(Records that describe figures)
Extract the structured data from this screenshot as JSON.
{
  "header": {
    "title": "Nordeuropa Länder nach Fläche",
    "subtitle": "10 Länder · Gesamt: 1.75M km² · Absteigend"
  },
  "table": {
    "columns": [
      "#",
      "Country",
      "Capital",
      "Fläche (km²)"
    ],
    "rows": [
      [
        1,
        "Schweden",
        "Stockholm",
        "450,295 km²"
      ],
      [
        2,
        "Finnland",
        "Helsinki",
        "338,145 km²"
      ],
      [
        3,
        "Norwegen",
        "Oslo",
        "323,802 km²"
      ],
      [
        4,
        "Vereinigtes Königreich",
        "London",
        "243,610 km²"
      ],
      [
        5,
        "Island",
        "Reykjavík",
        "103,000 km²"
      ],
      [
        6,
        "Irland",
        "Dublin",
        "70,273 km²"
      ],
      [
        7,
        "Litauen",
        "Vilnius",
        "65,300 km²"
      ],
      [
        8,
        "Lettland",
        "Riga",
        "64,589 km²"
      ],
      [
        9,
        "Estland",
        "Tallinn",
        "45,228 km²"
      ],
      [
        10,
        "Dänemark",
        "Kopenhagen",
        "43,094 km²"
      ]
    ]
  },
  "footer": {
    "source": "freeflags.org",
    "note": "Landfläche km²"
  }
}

---

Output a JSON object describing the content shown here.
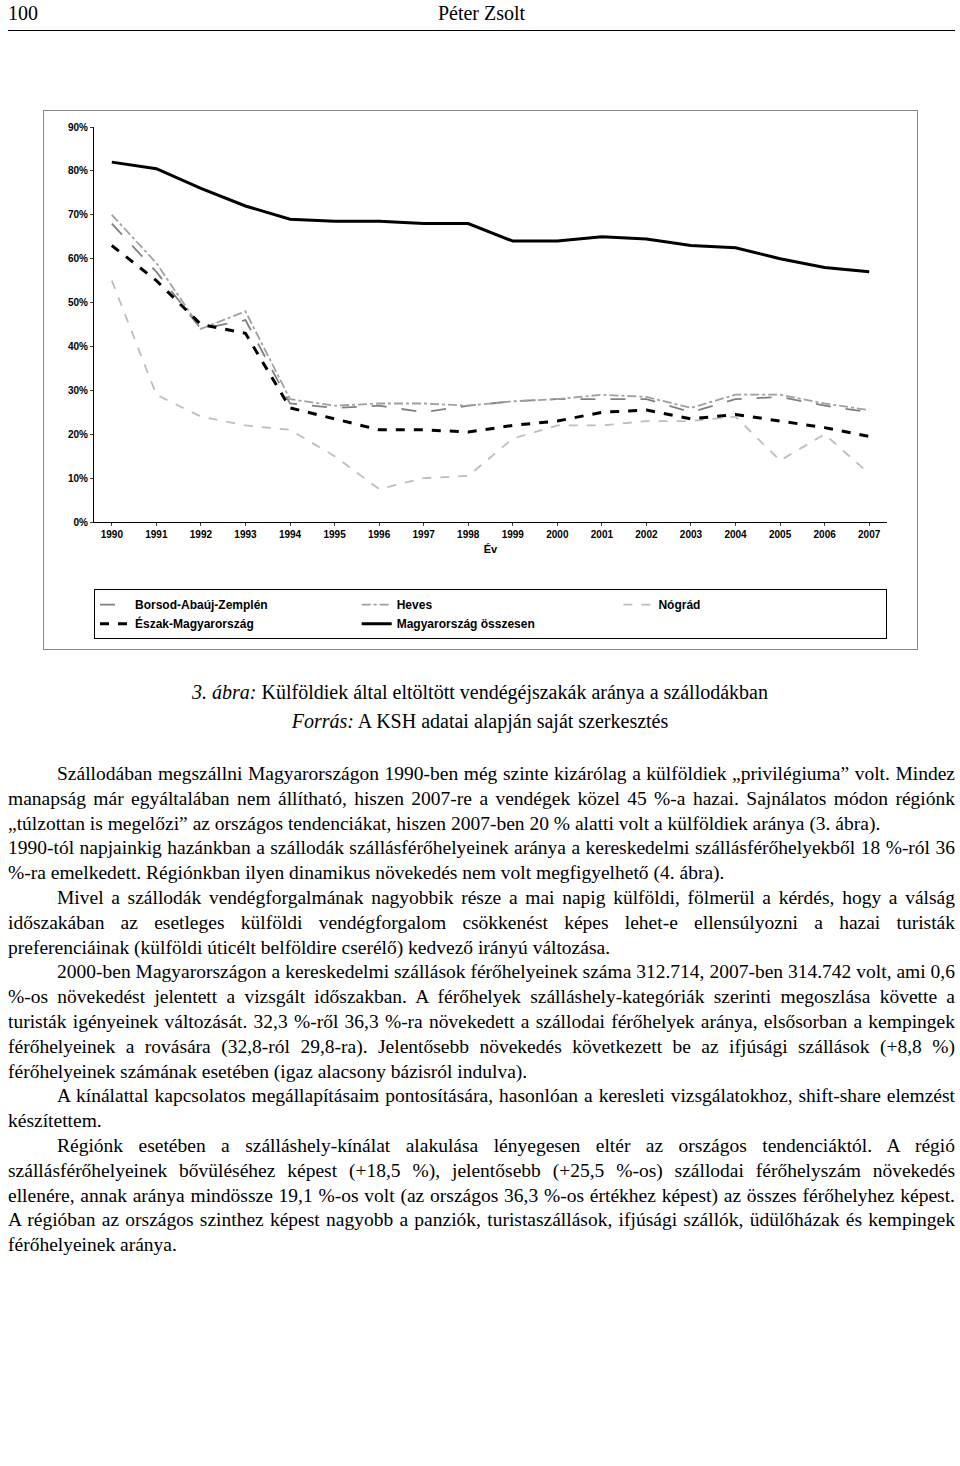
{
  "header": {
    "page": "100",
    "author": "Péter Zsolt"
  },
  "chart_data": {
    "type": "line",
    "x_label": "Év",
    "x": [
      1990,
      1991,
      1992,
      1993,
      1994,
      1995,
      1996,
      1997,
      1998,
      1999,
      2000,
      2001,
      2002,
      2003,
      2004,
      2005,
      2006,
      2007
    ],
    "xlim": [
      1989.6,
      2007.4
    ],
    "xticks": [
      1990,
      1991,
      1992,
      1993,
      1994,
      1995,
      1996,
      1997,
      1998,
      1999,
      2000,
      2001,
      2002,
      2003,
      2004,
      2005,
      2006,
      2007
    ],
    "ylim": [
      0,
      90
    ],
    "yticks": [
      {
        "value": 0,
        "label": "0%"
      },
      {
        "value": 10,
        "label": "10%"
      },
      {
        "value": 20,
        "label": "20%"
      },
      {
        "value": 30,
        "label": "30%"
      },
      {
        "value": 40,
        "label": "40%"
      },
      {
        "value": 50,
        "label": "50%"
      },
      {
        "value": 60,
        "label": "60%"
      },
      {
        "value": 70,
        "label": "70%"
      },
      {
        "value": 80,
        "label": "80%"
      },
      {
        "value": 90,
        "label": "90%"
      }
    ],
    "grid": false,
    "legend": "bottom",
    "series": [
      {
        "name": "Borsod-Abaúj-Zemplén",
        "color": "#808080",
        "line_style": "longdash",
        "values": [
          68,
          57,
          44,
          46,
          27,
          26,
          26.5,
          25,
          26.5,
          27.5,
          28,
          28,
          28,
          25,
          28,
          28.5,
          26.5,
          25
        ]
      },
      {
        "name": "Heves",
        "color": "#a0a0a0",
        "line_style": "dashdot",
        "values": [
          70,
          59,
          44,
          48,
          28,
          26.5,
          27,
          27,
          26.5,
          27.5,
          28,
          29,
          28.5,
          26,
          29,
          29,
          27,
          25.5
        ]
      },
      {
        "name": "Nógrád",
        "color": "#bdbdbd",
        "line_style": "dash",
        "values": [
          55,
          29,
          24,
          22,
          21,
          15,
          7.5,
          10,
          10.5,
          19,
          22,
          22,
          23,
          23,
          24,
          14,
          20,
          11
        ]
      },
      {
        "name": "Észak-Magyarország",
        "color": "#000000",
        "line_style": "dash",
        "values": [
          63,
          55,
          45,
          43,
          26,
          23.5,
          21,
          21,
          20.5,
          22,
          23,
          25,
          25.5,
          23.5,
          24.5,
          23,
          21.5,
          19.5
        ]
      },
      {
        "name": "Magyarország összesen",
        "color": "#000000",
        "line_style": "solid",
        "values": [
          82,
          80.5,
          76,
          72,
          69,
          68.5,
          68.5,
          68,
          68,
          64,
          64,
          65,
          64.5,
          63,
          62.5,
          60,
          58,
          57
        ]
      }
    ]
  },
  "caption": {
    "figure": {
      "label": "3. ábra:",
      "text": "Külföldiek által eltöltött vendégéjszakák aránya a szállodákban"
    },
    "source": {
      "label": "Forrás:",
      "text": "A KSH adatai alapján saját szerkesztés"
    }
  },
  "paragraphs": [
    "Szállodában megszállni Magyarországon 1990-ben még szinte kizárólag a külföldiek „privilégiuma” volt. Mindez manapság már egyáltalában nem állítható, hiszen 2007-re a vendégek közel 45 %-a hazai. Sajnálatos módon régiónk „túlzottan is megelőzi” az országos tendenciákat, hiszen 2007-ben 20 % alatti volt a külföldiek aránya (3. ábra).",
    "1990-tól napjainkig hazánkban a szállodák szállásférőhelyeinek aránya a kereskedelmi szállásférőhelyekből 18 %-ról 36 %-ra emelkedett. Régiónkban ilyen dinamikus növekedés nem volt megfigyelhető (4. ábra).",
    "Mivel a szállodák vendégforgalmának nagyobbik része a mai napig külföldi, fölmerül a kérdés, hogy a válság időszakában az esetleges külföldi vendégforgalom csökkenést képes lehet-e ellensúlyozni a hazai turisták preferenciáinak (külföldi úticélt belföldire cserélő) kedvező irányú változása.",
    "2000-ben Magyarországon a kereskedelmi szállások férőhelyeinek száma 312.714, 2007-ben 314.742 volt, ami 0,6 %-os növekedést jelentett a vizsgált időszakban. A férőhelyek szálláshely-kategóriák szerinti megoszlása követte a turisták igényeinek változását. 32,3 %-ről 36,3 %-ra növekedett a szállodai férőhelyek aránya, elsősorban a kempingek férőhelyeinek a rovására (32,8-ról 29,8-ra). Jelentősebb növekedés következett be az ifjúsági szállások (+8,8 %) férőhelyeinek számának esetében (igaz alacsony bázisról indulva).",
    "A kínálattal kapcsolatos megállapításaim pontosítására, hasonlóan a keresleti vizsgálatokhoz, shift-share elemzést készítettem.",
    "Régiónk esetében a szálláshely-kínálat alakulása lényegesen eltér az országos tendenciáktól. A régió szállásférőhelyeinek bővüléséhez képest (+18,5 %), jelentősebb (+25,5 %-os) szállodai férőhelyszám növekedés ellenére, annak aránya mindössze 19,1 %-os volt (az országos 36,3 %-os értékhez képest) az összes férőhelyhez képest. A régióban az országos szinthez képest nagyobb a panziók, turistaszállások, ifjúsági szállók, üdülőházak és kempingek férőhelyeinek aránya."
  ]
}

What is required
Pick out the lines containing the string "Magyarországon" and show them.

Final result
    "Szállodában megszállni Magyarországon 1990-ben még szinte kizárólag a külföldiek „privilégiuma” volt. Mindez manapság már egyáltalában nem állítható, hiszen 2007-re a vendégek közel 45 %-a hazai. Sajnálatos módon régiónk „túlzottan is megelőzi” az országos tendenciákat, hiszen 2007-ben 20 % alatti volt a külföldiek aránya (3. ábra).",
    "2000-ben Magyarországon a kereskedelmi szállások férőhelyeinek száma 312.714, 2007-ben 314.742 volt, ami 0,6 %-os növekedést jelentett a vizsgált időszakban. A férőhelyek szálláshely-kategóriák szerinti megoszlása követte a turisták igényeinek változását. 32,3 %-ről 36,3 %-ra növekedett a szállodai férőhelyek aránya, elsősorban a kempingek férőhelyeinek a rovására (32,8-ról 29,8-ra). Jelentősebb növekedés következett be az ifjúsági szállások (+8,8 %) férőhelyeinek számának esetében (igaz alacsony bázisról indulva).",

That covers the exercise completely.